Objectif énoncé 1:
Présentez sous forme de liste numérotée les lignes des entrées, de la toute première jusqu'à la ligne contenant « point-marker — [1112, 724, 1118, 730] » incluse, en omettant les lignes vides.

##### Extrait #####

Car si, sur le plateau de BFM TV, la saillie n’a rencontré aucune contradiction, à l’extérieur, d’autres, heureusement, à l'instar de Joseph Thouvenel, se sont chargés de remettre l’église au milieu du village et les points sur les i de Violaine de Filippis. La journaliste Eugénie Bastié a posté sur Twitter un célèbre tableau de Nicolas Poussin, La Femme adultère, avec ce commentaire lapidaire, c’est le cas de le dire : « Le Christ interdisant un féminicide » (Jean 8-1-11). Dans Le Figaro, son confrère Hugues Maillot a rappelé, chiffres de l’ONU à l’appui, que si un continent est sûr pour les femmes, c’est bien l’Europe, arrivant loin devant l’Asie, l’Afrique et l’Amérique. 

Mais est-il besoin de prouver l’évidence ?

#####

Objectif énoncé 2:
Recopiez à l'identique le passage de l'extrait qui commence aux mots « Car si, sur » et se termine après les mots « l’Afrique et l’Amérique. ».

##### Entrées de données #####

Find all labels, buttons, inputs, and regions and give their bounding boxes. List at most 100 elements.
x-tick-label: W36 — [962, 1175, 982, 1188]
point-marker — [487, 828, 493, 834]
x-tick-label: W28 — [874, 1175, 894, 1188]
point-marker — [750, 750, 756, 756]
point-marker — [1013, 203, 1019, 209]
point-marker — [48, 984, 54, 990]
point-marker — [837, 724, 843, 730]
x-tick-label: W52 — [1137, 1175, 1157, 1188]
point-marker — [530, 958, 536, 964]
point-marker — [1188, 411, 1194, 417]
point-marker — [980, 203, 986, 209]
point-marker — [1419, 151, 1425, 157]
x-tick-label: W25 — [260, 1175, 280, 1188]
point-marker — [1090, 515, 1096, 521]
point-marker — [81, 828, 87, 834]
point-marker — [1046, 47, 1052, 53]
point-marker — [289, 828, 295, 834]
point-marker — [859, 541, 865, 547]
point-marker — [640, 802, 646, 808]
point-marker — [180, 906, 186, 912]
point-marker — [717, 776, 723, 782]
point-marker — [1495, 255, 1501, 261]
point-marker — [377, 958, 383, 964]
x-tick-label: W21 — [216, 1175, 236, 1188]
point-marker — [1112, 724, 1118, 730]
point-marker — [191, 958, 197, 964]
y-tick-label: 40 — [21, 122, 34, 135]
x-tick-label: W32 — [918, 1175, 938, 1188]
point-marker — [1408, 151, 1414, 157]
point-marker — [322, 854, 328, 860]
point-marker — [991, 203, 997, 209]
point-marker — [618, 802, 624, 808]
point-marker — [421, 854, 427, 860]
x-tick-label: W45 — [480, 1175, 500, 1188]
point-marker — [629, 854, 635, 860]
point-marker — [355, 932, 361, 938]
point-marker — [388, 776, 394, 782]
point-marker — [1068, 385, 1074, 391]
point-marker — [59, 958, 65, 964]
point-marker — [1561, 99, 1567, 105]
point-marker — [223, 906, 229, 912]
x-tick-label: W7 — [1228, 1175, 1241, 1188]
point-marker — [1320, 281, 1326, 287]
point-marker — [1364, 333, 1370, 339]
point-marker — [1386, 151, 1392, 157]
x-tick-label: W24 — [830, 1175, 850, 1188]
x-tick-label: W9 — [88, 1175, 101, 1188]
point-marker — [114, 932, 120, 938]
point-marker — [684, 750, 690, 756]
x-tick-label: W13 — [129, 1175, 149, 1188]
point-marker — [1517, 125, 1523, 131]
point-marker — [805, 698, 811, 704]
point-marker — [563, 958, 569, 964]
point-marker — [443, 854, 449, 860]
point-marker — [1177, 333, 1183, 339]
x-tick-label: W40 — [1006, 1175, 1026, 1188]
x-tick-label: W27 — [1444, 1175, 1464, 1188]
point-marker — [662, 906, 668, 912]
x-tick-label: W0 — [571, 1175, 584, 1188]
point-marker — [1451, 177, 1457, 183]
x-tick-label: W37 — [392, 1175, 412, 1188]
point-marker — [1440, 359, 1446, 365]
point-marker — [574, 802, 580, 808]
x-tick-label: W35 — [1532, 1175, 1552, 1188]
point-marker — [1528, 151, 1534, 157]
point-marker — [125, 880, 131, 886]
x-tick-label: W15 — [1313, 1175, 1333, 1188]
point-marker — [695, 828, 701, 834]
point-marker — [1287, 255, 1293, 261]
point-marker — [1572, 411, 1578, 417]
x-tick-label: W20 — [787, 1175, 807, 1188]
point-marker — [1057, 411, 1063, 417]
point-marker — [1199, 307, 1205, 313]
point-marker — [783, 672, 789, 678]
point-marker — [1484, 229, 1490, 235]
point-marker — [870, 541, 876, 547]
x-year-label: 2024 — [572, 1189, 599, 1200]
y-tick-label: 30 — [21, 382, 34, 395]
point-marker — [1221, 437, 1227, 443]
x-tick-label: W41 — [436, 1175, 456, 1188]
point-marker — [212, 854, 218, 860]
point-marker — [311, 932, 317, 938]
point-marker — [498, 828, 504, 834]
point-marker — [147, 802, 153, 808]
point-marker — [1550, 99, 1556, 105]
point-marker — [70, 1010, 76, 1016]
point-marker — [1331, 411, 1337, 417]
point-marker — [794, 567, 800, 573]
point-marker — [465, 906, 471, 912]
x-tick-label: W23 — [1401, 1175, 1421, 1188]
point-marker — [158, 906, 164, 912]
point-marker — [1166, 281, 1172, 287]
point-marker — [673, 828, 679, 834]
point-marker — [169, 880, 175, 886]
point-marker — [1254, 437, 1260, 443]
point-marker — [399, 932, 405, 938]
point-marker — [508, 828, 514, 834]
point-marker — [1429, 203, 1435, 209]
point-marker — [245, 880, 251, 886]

#####

Résultat attendu 1:
1. Find all labels, buttons, inputs, and regions and give their bounding boxes. List at most 100 elements.
2. x-tick-label: W36 — [962, 1175, 982, 1188]
3. point-marker — [487, 828, 493, 834]
4. x-tick-label: W28 — [874, 1175, 894, 1188]
5. point-marker — [750, 750, 756, 756]
6. point-marker — [1013, 203, 1019, 209]
7. point-marker — [48, 984, 54, 990]
8. point-marker — [837, 724, 843, 730]
9. x-tick-label: W52 — [1137, 1175, 1157, 1188]
10. point-marker — [530, 958, 536, 964]
11. point-marker — [1188, 411, 1194, 417]
12. point-marker — [980, 203, 986, 209]
13. point-marker — [1419, 151, 1425, 157]
14. x-tick-label: W25 — [260, 1175, 280, 1188]
15. point-marker — [1090, 515, 1096, 521]
16. point-marker — [81, 828, 87, 834]
17. point-marker — [1046, 47, 1052, 53]
18. point-marker — [289, 828, 295, 834]
19. point-marker — [859, 541, 865, 547]
20. point-marker — [640, 802, 646, 808]
21. point-marker — [180, 906, 186, 912]
22. point-marker — [717, 776, 723, 782]
23. point-marker — [1495, 255, 1501, 261]
24. point-marker — [377, 958, 383, 964]
25. x-tick-label: W21 — [216, 1175, 236, 1188]
26. point-marker — [1112, 724, 1118, 730]

Résultat attendu 2:
Car si, sur le plateau de BFM TV, la saillie n’a rencontré aucune contradiction, à l’extérieur, d’autres, heureusement, à l'instar de Joseph Thouvenel, se sont chargés de remettre l’église au milieu du village et les points sur les i de Violaine de Filippis. La journaliste Eugénie Bastié a posté sur Twitter un célèbre tableau de Nicolas Poussin, La Femme adultère, avec ce commentaire lapidaire, c’est le cas de le dire : « Le Christ interdisant un féminicide » (Jean 8-1-11). Dans Le Figaro, son confrère Hugues Maillot a rappelé, chiffres de l’ONU à l’appui, que si un continent est sûr pour les femmes, c’est bien l’Europe, arrivant loin devant l’Asie, l’Afrique et l’Amérique.